▸ **DIRECTION**
Go through the material and pull out every line with the string "text" in it.

▸ **STORED DATA**
------------------------------------

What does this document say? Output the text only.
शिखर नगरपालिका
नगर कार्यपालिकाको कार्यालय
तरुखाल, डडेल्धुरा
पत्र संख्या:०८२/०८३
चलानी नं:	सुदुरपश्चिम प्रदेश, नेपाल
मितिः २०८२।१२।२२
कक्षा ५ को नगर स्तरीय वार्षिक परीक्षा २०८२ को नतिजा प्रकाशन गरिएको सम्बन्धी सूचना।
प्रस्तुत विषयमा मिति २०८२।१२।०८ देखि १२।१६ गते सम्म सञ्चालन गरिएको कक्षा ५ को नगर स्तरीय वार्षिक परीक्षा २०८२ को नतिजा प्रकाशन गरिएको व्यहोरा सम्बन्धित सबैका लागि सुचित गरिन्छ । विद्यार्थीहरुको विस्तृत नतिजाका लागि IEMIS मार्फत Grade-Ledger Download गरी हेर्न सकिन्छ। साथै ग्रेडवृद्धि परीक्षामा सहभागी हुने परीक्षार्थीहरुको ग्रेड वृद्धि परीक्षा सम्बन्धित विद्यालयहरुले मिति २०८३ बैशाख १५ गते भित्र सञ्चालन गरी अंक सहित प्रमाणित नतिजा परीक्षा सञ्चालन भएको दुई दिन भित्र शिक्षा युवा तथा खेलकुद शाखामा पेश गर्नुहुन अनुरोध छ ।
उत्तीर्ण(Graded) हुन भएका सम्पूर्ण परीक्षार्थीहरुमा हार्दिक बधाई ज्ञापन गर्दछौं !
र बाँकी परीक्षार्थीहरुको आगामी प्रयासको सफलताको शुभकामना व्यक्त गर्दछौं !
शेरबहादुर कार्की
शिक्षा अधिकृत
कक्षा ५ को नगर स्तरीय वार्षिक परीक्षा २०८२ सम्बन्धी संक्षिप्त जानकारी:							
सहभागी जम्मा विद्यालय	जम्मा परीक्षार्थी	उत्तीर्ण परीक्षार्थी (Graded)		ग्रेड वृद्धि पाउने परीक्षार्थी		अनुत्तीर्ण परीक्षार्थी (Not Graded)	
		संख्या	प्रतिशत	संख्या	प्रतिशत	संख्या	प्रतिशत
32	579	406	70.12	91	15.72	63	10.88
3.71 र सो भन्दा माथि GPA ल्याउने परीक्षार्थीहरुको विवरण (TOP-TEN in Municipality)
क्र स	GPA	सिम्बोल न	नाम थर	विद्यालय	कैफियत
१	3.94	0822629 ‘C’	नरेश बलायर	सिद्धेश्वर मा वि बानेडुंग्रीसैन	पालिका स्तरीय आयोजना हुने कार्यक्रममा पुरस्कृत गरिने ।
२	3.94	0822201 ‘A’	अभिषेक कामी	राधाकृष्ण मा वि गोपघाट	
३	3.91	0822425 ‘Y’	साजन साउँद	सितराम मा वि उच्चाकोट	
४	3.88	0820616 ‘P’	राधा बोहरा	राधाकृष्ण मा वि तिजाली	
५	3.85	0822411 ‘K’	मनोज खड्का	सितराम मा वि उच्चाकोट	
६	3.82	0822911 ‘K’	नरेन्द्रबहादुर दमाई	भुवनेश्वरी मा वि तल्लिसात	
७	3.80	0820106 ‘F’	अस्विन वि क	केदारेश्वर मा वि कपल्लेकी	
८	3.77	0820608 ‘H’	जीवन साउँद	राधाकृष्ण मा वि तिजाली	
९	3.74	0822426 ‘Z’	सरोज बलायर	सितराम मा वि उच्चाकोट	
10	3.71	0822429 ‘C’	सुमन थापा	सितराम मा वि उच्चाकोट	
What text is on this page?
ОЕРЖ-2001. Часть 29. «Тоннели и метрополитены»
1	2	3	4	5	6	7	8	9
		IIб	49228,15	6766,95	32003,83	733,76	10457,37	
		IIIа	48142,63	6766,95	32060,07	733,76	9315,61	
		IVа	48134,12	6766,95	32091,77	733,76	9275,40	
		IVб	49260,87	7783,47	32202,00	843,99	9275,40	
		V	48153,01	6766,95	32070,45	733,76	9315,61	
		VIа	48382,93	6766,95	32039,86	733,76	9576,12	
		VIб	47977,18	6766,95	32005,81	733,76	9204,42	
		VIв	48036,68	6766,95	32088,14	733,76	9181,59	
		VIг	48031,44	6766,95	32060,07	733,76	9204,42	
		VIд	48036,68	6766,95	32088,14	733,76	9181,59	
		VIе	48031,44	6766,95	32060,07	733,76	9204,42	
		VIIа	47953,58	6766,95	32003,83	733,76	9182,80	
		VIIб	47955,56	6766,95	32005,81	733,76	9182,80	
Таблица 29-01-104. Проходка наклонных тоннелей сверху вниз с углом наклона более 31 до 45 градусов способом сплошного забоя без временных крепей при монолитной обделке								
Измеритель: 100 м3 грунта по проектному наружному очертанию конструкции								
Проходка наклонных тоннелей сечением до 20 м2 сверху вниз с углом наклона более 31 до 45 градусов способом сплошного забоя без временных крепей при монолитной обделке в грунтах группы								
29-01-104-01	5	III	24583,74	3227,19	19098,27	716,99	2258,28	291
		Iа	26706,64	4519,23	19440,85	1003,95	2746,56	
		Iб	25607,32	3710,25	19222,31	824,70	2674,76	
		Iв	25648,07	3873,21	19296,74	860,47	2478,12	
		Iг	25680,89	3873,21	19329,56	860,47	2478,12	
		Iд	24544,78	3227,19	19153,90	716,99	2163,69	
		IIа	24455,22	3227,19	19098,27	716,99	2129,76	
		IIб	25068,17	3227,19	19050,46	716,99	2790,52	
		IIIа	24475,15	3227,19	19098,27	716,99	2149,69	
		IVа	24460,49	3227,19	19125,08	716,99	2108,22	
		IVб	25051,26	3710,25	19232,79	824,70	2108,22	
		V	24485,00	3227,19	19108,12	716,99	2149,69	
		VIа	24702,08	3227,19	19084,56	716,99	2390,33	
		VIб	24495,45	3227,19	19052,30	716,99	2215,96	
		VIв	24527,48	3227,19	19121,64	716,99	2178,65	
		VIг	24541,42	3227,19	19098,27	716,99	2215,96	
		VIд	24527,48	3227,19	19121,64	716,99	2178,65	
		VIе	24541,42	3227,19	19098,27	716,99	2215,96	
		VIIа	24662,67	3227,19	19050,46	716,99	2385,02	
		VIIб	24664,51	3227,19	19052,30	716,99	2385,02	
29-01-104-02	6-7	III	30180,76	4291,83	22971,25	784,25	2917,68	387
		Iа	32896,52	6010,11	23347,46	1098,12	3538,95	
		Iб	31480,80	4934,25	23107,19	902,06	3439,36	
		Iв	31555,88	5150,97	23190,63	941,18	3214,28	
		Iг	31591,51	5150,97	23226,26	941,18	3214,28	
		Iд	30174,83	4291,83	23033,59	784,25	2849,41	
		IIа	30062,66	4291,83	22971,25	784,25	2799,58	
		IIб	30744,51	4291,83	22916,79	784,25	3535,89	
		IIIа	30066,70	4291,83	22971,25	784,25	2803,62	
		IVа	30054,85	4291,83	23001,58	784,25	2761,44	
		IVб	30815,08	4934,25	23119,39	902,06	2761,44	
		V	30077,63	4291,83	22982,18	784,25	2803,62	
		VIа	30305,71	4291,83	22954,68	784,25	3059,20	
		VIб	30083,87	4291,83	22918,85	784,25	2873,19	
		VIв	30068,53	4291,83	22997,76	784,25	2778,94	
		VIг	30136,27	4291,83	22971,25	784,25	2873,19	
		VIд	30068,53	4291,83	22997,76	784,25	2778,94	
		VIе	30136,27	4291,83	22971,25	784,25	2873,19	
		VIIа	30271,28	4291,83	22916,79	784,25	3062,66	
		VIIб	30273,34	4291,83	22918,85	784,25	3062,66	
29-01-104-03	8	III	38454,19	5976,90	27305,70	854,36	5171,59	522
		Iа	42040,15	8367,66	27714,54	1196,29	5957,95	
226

------------------------------------

▸ **RESPONSE TO THIS TASK**
What does this document say? Output the text only.
What text is on this page?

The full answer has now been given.